Tâche à réaliser - Traduisez en anglais cette phrase du texte cité ci-dessous, consacré au spectacle Plenum/Anima : « Ils jouent Stravinski à quatre mains dans la seconde partie du spectacle. »

──────── Texte cité

Musiques de Johann Sebastian Bach, Alexandre Borodine, Igor Stravinski – chorégraphies de Benjamin Millepied, Jobel Médina, Idio Chichava / Compagnie Converge +, L.A. Dance Project –  Orgue, Olivier Latry et Shin-Young Lee – à la Philharmonie de Paris/Grande Salle Pierre Boulez.

© Ondine Bertrand

L’orgue est à l’honneur dans cette grande salle Pierre Boulez de la Philharmonie de Paris et résonne en majesté sous les doigts de deux musiciens : Olivier Latry, organiste titulaire de Notre-Dame de Paris à l’âge de vingt-trois ans et organiste émérite de l’Orchestre national de Montréal, invité des plus grands orchestres et qui se produit dans les salles les plus prestigieuses du monde ;  Shin-Young Lee, née en Corée du Sud dans une famille de musiciens, qui commence le piano dès son plus jeune âge, puis l’orgue, et qui se  produit dans les lieux les plus prestigieux. Ils jouent Stravinski à quatre mains dans la seconde partie du spectacle.

© Ondine Bertrand

Deux musiciens, trois pièces/trois chorégraphes et les danseurs des compagnies L.A. Dance Project de Benjamin Millepied et Converge + de Idio Chichava, tous remarquables, qui conversent avec la noblesse de cet instrument à vent. On est dans la danse à l’état pur, virtuosité au rendez-vous pour ce Plenum/Anima autour du souffle – celui de l’instrument et celui des danseurs – de l’âme et de la psyché, autant dire de la vie.

────────────────
──────── Informations fournies

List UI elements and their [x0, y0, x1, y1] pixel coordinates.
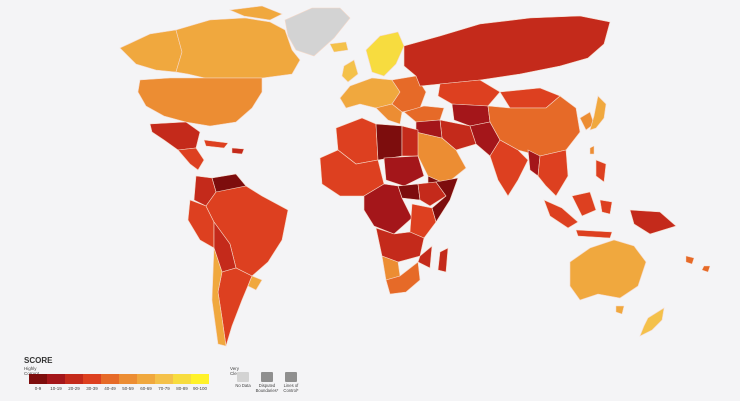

────────────────

Réponse au problème - They play Stravinsky four-handed in the second part of the show.